Task requirements: Images excluded, repeat each entry below exactly.

## Begin Exercise data

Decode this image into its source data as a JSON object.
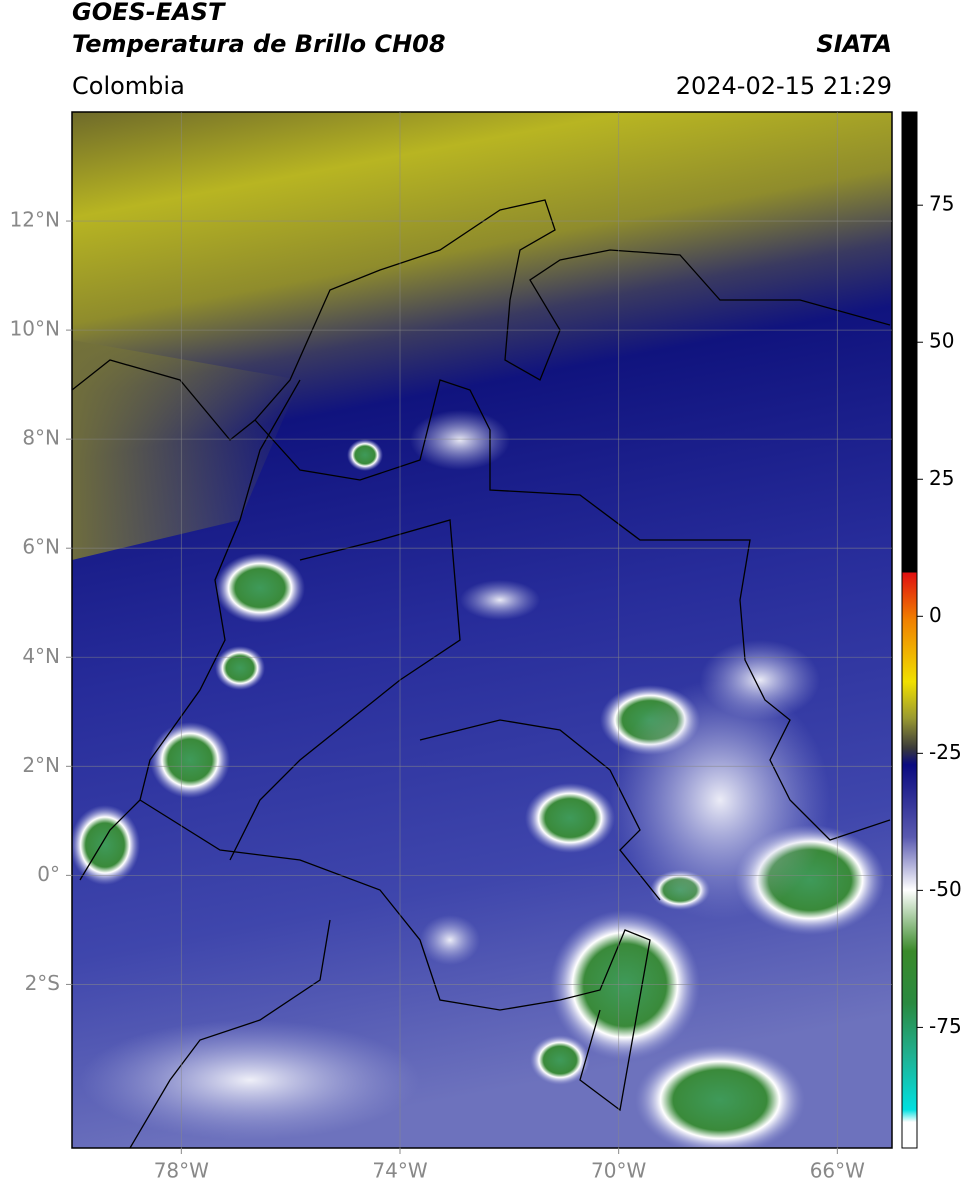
{
  "header": {
    "title": "GOES-EAST",
    "subtitle": "Temperatura de Brillo CH08",
    "region": "Colombia",
    "source": "SIATA",
    "datetime": "2024-02-15 21:29"
  },
  "map": {
    "xlim": [
      -80,
      -65
    ],
    "ylim": [
      -5,
      14
    ],
    "xticks": [
      {
        "value": -78,
        "label": "78°W"
      },
      {
        "value": -74,
        "label": "74°W"
      },
      {
        "value": -70,
        "label": "70°W"
      },
      {
        "value": -66,
        "label": "66°W"
      }
    ],
    "yticks": [
      {
        "value": 12,
        "label": "12°N"
      },
      {
        "value": 10,
        "label": "10°N"
      },
      {
        "value": 8,
        "label": "8°N"
      },
      {
        "value": 6,
        "label": "6°N"
      },
      {
        "value": 4,
        "label": "4°N"
      },
      {
        "value": 2,
        "label": "2°N"
      },
      {
        "value": 0,
        "label": "0°"
      },
      {
        "value": -2,
        "label": "2°S"
      }
    ],
    "grid": true
  },
  "colorbar": {
    "lim": [
      -97,
      92
    ],
    "ticks": [
      75,
      50,
      25,
      0,
      -25,
      -50,
      -75
    ]
  }
}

## End Exercise data

Exercise result:
Decode this image into its source data as a JSON object.
{
  "header": {
    "title": "GOES-EAST",
    "subtitle": "Temperatura de Brillo CH08",
    "region": "Colombia",
    "source": "SIATA",
    "datetime": "2024-02-15 21:29"
  },
  "map": {
    "xlim": [
      -80,
      -65
    ],
    "ylim": [
      -5,
      14
    ],
    "xticks": [
      {
        "value": -78,
        "label": "78°W"
      },
      {
        "value": -74,
        "label": "74°W"
      },
      {
        "value": -70,
        "label": "70°W"
      },
      {
        "value": -66,
        "label": "66°W"
      }
    ],
    "yticks": [
      {
        "value": 12,
        "label": "12°N"
      },
      {
        "value": 10,
        "label": "10°N"
      },
      {
        "value": 8,
        "label": "8°N"
      },
      {
        "value": 6,
        "label": "6°N"
      },
      {
        "value": 4,
        "label": "4°N"
      },
      {
        "value": 2,
        "label": "2°N"
      },
      {
        "value": 0,
        "label": "0°"
      },
      {
        "value": -2,
        "label": "2°S"
      }
    ],
    "grid": true
  },
  "colorbar": {
    "lim": [
      -97,
      92
    ],
    "ticks": [
      75,
      50,
      25,
      0,
      -25,
      -50,
      -75
    ]
  }
}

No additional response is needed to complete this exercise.